Short exercise
Write the records out again, precisely as they stand.

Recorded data
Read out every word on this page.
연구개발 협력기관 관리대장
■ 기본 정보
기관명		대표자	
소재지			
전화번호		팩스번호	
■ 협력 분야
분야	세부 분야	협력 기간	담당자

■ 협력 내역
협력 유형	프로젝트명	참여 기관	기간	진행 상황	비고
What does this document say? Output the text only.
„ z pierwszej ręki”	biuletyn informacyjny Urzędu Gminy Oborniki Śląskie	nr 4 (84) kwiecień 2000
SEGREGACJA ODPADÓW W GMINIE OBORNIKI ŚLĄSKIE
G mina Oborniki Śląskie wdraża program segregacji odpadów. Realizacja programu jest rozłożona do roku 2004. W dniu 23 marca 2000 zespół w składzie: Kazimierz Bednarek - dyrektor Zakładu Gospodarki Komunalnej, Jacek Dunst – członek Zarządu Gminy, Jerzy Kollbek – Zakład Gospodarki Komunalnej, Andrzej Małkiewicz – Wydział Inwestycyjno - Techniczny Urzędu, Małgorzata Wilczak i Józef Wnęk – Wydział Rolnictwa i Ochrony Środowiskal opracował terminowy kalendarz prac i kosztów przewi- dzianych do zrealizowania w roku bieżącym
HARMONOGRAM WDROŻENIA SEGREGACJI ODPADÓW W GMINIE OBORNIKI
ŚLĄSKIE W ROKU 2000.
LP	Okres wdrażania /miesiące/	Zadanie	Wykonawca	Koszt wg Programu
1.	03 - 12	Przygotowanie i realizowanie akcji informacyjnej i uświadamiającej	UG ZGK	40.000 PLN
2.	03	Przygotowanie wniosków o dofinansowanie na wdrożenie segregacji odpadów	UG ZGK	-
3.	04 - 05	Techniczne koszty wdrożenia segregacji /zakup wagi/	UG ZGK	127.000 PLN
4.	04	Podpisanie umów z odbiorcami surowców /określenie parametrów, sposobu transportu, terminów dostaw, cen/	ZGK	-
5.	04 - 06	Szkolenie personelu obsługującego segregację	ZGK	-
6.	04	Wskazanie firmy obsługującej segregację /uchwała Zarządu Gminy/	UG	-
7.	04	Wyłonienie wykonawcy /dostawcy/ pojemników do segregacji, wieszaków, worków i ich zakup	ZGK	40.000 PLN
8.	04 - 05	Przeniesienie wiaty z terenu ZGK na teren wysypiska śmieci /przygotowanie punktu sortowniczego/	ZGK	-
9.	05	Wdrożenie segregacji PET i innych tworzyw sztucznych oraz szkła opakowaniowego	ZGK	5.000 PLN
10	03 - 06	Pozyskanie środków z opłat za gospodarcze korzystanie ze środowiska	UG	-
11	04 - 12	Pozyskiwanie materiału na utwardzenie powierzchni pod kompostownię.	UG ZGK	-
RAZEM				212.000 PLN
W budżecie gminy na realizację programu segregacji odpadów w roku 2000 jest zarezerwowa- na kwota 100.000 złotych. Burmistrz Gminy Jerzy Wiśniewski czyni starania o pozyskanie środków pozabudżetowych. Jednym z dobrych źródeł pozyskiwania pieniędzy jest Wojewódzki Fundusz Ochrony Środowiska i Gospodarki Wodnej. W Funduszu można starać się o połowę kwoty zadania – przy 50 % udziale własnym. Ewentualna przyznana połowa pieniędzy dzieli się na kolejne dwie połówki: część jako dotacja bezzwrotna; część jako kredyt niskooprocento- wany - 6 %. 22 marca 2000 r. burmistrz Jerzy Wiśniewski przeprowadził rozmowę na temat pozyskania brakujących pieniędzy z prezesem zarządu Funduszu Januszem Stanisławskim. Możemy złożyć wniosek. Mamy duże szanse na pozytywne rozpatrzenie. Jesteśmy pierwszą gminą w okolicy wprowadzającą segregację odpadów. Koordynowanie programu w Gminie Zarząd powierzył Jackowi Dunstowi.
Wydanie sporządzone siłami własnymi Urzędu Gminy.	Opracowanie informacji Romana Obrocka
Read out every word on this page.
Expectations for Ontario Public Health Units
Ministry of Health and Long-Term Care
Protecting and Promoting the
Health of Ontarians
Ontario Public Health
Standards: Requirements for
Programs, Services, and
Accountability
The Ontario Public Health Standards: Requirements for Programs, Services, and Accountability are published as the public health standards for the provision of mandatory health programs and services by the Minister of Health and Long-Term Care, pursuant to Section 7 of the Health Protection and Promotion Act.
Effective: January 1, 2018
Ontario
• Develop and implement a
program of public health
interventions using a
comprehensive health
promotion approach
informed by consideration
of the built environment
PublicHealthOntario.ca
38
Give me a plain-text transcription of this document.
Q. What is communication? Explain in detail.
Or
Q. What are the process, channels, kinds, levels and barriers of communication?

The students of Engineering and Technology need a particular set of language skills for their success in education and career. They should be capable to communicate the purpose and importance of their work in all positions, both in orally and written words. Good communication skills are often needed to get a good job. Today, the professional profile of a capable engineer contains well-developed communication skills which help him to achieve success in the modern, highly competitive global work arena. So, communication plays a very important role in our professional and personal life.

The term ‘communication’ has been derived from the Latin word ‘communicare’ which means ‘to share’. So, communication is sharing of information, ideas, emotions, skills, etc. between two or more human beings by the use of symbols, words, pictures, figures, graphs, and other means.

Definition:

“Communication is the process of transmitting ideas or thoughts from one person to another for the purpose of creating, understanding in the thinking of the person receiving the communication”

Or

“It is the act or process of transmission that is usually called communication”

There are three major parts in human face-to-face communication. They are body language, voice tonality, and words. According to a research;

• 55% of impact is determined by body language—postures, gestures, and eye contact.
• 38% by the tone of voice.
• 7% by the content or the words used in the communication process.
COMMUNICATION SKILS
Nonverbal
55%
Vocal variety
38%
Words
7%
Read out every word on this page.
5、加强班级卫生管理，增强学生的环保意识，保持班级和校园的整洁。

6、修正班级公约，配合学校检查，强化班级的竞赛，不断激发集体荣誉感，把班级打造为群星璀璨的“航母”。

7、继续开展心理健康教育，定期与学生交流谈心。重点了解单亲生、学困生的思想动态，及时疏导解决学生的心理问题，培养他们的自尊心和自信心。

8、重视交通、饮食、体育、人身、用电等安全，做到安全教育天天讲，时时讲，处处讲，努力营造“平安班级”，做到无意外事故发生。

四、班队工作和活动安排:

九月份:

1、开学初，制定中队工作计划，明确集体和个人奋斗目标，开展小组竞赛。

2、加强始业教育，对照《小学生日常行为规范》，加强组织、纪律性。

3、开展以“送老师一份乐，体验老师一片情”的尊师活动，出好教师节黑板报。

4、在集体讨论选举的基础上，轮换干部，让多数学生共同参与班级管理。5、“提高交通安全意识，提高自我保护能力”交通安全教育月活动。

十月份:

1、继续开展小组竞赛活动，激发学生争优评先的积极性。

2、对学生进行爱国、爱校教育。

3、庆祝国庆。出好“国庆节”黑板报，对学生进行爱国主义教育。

The solution
Read out every word on this page.
연구개발 협력기관 관리대장
■ 기본 정보
기관명		대표자	
소재지			
전화번호		팩스번호	
■ 협력 분야
분야	세부 분야	협력 기간	담당자

■ 협력 내역
협력 유형	프로젝트명	참여 기관	기간	진행 상황	비고
What does this document say? Output the text only.
„ z pierwszej ręki”	biuletyn informacyjny Urzędu Gminy Oborniki Śląskie	nr 4 (84) kwiecień 2000
SEGREGACJA ODPADÓW W GMINIE OBORNIKI ŚLĄSKIE
G mina Oborniki Śląskie wdraża program segregacji odpadów. Realizacja programu jest rozłożona do roku 2004. W dniu 23 marca 2000 zespół w składzie: Kazimierz Bednarek - dyrektor Zakładu Gospodarki Komunalnej, Jacek Dunst – członek Zarządu Gminy, Jerzy Kollbek – Zakład Gospodarki Komunalnej, Andrzej Małkiewicz – Wydział Inwestycyjno - Techniczny Urzędu, Małgorzata Wilczak i Józef Wnęk – Wydział Rolnictwa i Ochrony Środowiskal opracował terminowy kalendarz prac i kosztów przewi- dzianych do zrealizowania w roku bieżącym
HARMONOGRAM WDROŻENIA SEGREGACJI ODPADÓW W GMINIE OBORNIKI
ŚLĄSKIE W ROKU 2000.
LP	Okres wdrażania /miesiące/	Zadanie	Wykonawca	Koszt wg Programu
1.	03 - 12	Przygotowanie i realizowanie akcji informacyjnej i uświadamiającej	UG ZGK	40.000 PLN
2.	03	Przygotowanie wniosków o dofinansowanie na wdrożenie segregacji odpadów	UG ZGK	-
3.	04 - 05	Techniczne koszty wdrożenia segregacji /zakup wagi/	UG ZGK	127.000 PLN
4.	04	Podpisanie umów z odbiorcami surowców /określenie parametrów, sposobu transportu, terminów dostaw, cen/	ZGK	-
5.	04 - 06	Szkolenie personelu obsługującego segregację	ZGK	-
6.	04	Wskazanie firmy obsługującej segregację /uchwała Zarządu Gminy/	UG	-
7.	04	Wyłonienie wykonawcy /dostawcy/ pojemników do segregacji, wieszaków, worków i ich zakup	ZGK	40.000 PLN
8.	04 - 05	Przeniesienie wiaty z terenu ZGK na teren wysypiska śmieci /przygotowanie punktu sortowniczego/	ZGK	-
9.	05	Wdrożenie segregacji PET i innych tworzyw sztucznych oraz szkła opakowaniowego	ZGK	5.000 PLN
10	03 - 06	Pozyskanie środków z opłat za gospodarcze korzystanie ze środowiska	UG	-
11	04 - 12	Pozyskiwanie materiału na utwardzenie powierzchni pod kompostownię.	UG ZGK	-
RAZEM				212.000 PLN
W budżecie gminy na realizację programu segregacji odpadów w roku 2000 jest zarezerwowa- na kwota 100.000 złotych. Burmistrz Gminy Jerzy Wiśniewski czyni starania o pozyskanie środków pozabudżetowych. Jednym z dobrych źródeł pozyskiwania pieniędzy jest Wojewódzki Fundusz Ochrony Środowiska i Gospodarki Wodnej. W Funduszu można starać się o połowę kwoty zadania – przy 50 % udziale własnym. Ewentualna przyznana połowa pieniędzy dzieli się na kolejne dwie połówki: część jako dotacja bezzwrotna; część jako kredyt niskooprocento- wany - 6 %. 22 marca 2000 r. burmistrz Jerzy Wiśniewski przeprowadził rozmowę na temat pozyskania brakujących pieniędzy z prezesem zarządu Funduszu Januszem Stanisławskim. Możemy złożyć wniosek. Mamy duże szanse na pozytywne rozpatrzenie. Jesteśmy pierwszą gminą w okolicy wprowadzającą segregację odpadów. Koordynowanie programu w Gminie Zarząd powierzył Jackowi Dunstowi.
Wydanie sporządzone siłami własnymi Urzędu Gminy.	Opracowanie informacji Romana Obrocka
Read out every word on this page.
Expectations for Ontario Public Health Units
Ministry of Health and Long-Term Care
Protecting and Promoting the
Health of Ontarians
Ontario Public Health
Standards: Requirements for
Programs, Services, and
Accountability
The Ontario Public Health Standards: Requirements for Programs, Services, and Accountability are published as the public health standards for the provision of mandatory health programs and services by the Minister of Health and Long-Term Care, pursuant to Section 7 of the Health Protection and Promotion Act.
Effective: January 1, 2018
Ontario
• Develop and implement a
program of public health
interventions using a
comprehensive health
promotion approach
informed by consideration
of the built environment
PublicHealthOntario.ca
38
Give me a plain-text transcription of this document.
Q. What is communication? Explain in detail.
Or
Q. What are the process, channels, kinds, levels and barriers of communication?

The students of Engineering and Technology need a particular set of language skills for their success in education and career. They should be capable to communicate the purpose and importance of their work in all positions, both in orally and written words. Good communication skills are often needed to get a good job. Today, the professional profile of a capable engineer contains well-developed communication skills which help him to achieve success in the modern, highly competitive global work arena. So, communication plays a very important role in our professional and personal life.

The term ‘communication’ has been derived from the Latin word ‘communicare’ which means ‘to share’. So, communication is sharing of information, ideas, emotions, skills, etc. between two or more human beings by the use of symbols, words, pictures, figures, graphs, and other means.

Definition:

“Communication is the process of transmitting ideas or thoughts from one person to another for the purpose of creating, understanding in the thinking of the person receiving the communication”

Or

“It is the act or process of transmission that is usually called communication”

There are three major parts in human face-to-face communication. They are body language, voice tonality, and words. According to a research;

• 55% of impact is determined by body language—postures, gestures, and eye contact.
• 38% by the tone of voice.
• 7% by the content or the words used in the communication process.
COMMUNICATION SKILS
Nonverbal
55%
Vocal variety
38%
Words
7%
Read out every word on this page.
5、加强班级卫生管理，增强学生的环保意识，保持班级和校园的整洁。

6、修正班级公约，配合学校检查，强化班级的竞赛，不断激发集体荣誉感，把班级打造为群星璀璨的“航母”。

7、继续开展心理健康教育，定期与学生交流谈心。重点了解单亲生、学困生的思想动态，及时疏导解决学生的心理问题，培养他们的自尊心和自信心。

8、重视交通、饮食、体育、人身、用电等安全，做到安全教育天天讲，时时讲，处处讲，努力营造“平安班级”，做到无意外事故发生。

四、班队工作和活动安排:

九月份:

1、开学初，制定中队工作计划，明确集体和个人奋斗目标，开展小组竞赛。

2、加强始业教育，对照《小学生日常行为规范》，加强组织、纪律性。

3、开展以“送老师一份乐，体验老师一片情”的尊师活动，出好教师节黑板报。

4、在集体讨论选举的基础上，轮换干部，让多数学生共同参与班级管理。5、“提高交通安全意识，提高自我保护能力”交通安全教育月活动。

十月份:

1、继续开展小组竞赛活动，激发学生争优评先的积极性。

2、对学生进行爱国、爱校教育。

3、庆祝国庆。出好“国庆节”黑板报，对学生进行爱国主义教育。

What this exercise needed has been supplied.